Estratto fornito ->

Il G20 tenutosi a Roma alla fine di ottobre ha prodotto una dichiarazione di intenti e un confronto ai vertici che si possono considerare con moderato ottimismo. 

L’elenco degli impegni assunti è notevole nonostante manchino ancora posizioni nette su alcuni punti, ed il dialogo è a buon livello, a mio avviso, anche con i Paesi che non erano presenti, come Russia e Cina.

Il testo della Dichiarazione di Roma si trova all’indirizzo in calce, insieme ad una serie di informazioni sull’evento.

Riassumendo in breve i punti principali, e con particolare attenzione al tema ambientale, emerge innanzitutto l’impegno di tutti a rispettare l’Accordo di Parigi del 2015, indirizzando gli sforzi al mantenimento del limite di +1,5°C al di sopra dei livelli preindustriali. Ricordo che già oggi siamo intorno a +1°C, il che significa che il margine è strettissimo. Questo è l’obiettivo-guida dei prossimi anni, e sarà cruciale attuarlo nel concreto.

A tale scopo, viene riconosciuta la rilevanza del raggiungimento della neutralità carbonica (emissioni globali nette nulle) per o intorno alla metà del secolo (“by or around mid-century”), la necessità di eliminare gradualmente e razionalizzare, a medio termine, i sussidi ai combustibili fossili inefficienti, la necessità di porre fine ai finanziamenti pubblici internazionali per la nuova produzione di energia dal carbone all'estero entro la fine del 2021, e il contributo del metano al riscaldamento globale. 

Evidentemente, viene lasciato ampio margine ai singoli Paesi per operare a seconda delle proprie caratteristiche, ma viene anche confermato l'impegno dei Paesi sviluppati di mettere in campo 100 miliardi di dollari all'anno dal 2020 al 2025 per sostenere la transizione energetica delle economie emergenti. La questione della data imprecisa “intorno alla metà del secolo” che molti hanno posto è reale, ma non insuperabile se gli altri impegni verranno soddisfatti.

Righe registrate ->
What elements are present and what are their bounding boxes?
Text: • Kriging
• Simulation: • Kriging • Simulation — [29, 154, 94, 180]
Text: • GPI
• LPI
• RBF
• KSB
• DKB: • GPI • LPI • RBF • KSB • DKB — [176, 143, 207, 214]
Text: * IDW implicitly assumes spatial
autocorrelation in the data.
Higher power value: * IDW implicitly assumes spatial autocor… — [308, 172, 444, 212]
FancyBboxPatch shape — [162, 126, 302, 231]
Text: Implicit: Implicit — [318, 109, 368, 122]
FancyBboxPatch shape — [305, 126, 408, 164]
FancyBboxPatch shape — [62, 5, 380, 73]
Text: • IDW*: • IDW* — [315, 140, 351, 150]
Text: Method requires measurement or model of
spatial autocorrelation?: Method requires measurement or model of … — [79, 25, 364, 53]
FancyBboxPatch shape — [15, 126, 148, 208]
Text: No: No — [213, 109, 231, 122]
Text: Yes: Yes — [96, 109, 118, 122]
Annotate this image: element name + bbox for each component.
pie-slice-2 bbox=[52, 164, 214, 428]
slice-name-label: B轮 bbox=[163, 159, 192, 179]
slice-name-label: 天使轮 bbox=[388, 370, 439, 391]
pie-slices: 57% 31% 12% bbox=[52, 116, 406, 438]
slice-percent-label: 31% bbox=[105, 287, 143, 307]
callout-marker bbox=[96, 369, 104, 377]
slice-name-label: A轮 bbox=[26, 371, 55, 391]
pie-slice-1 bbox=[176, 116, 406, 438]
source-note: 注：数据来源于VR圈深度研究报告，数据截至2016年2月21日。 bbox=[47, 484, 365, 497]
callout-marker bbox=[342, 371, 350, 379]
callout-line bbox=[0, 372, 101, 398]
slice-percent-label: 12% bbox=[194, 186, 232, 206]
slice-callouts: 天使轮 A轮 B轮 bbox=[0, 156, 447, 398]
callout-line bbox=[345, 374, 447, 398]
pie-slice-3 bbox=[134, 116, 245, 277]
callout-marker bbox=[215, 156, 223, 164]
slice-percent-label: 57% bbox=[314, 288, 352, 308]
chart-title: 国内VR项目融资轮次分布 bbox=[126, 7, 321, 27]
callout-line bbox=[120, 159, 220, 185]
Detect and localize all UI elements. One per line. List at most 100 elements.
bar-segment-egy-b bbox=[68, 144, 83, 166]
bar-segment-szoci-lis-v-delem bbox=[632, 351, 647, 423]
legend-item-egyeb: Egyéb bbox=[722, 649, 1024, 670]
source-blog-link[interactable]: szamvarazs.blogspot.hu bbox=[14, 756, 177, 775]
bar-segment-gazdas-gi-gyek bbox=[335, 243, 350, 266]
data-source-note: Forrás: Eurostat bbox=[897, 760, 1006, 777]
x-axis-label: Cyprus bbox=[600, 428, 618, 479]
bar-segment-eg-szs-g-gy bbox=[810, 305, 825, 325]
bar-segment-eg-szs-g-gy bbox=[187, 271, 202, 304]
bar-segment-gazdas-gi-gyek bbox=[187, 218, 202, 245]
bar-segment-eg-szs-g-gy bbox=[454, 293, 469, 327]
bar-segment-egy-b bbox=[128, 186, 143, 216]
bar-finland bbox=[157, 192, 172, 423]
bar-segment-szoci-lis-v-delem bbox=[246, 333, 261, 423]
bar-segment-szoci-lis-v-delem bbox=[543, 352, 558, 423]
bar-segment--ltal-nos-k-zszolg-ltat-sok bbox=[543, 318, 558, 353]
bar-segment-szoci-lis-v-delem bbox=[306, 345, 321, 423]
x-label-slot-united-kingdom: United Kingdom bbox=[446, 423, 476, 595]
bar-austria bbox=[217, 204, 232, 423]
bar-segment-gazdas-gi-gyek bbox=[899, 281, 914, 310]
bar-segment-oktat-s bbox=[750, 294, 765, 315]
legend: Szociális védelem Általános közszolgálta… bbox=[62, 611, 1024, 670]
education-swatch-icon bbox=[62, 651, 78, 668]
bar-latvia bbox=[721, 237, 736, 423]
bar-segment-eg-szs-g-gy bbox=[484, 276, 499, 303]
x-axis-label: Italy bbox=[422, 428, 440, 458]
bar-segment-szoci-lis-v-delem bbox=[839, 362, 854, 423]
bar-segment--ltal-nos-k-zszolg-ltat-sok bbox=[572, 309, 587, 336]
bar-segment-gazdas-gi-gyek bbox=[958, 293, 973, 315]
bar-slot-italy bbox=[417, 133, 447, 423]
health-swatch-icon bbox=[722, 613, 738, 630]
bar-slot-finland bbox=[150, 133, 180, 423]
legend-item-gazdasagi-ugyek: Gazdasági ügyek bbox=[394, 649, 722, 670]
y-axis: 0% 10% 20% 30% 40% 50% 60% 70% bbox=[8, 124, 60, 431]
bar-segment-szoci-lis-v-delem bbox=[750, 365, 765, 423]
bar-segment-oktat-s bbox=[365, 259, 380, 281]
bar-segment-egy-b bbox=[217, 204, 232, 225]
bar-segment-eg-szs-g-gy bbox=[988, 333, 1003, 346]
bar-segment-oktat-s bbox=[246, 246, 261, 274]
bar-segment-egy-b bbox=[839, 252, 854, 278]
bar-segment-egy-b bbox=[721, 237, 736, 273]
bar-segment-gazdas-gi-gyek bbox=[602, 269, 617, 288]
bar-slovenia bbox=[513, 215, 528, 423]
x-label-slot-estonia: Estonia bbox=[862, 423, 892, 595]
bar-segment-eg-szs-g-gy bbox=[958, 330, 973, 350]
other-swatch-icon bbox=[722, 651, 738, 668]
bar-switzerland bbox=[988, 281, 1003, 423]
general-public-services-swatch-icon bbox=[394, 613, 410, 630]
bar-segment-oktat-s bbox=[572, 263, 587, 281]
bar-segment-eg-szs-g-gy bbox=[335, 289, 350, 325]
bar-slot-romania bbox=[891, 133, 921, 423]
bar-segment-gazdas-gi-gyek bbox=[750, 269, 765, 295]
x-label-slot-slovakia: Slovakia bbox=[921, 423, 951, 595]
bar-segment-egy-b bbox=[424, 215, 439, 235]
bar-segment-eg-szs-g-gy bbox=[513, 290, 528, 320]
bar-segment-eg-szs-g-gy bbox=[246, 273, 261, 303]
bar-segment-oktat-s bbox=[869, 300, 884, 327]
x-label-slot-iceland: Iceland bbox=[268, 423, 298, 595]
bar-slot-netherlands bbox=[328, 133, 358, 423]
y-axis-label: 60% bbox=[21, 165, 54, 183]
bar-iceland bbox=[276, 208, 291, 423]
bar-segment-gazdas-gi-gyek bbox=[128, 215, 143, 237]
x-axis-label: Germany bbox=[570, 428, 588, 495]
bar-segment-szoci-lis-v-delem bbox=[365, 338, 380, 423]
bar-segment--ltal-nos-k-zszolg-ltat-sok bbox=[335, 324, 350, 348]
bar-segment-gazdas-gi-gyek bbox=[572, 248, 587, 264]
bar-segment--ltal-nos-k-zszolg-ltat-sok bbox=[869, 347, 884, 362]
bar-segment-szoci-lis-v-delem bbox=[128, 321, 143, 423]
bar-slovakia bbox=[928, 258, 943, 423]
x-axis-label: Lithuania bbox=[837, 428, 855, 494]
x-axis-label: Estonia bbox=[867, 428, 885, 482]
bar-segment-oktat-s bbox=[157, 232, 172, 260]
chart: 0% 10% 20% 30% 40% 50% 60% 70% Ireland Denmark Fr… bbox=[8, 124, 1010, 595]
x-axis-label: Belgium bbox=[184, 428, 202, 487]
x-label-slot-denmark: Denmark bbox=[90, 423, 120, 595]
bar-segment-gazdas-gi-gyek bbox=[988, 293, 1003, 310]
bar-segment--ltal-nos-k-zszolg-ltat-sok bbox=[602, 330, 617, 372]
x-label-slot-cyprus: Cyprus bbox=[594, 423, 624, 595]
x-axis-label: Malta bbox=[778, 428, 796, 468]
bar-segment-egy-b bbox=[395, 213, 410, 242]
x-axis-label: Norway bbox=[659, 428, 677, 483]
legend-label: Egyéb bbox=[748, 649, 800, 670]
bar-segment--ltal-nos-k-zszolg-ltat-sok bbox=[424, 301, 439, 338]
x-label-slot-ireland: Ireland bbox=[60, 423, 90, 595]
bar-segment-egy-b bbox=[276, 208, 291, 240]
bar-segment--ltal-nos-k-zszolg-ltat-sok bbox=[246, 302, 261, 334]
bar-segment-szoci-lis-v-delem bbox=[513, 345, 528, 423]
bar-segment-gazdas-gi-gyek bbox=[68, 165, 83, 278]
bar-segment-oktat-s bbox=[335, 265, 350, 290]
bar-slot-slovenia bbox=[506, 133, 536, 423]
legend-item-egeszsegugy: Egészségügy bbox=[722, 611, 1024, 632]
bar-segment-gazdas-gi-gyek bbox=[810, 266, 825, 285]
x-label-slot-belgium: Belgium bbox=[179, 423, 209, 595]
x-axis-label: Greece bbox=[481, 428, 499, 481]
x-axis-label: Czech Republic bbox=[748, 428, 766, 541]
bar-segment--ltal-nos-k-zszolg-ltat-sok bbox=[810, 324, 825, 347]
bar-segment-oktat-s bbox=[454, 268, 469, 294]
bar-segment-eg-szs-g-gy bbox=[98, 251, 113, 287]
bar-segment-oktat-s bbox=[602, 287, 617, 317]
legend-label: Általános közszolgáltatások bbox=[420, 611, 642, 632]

Compito da svolgere ->
Ricopia senza modifiche il passo dell'estratto sul G20 di Roma che va da "Il testo della" fino a "attuarlo nel concreto." compreso. Per rispondere basati soltanto sull'estratto.

Esercizio completato ->
Il testo della Dichiarazione di Roma si trova all’indirizzo in calce, insieme ad una serie di informazioni sull’evento.

Riassumendo in breve i punti principali, e con particolare attenzione al tema ambientale, emerge innanzitutto l’impegno di tutti a rispettare l’Accordo di Parigi del 2015, indirizzando gli sforzi al mantenimento del limite di +1,5°C al di sopra dei livelli preindustriali. Ricordo che già oggi siamo intorno a +1°C, il che significa che il margine è strettissimo. Questo è l’obiettivo-guida dei prossimi anni, e sarà cruciale attuarlo nel concreto.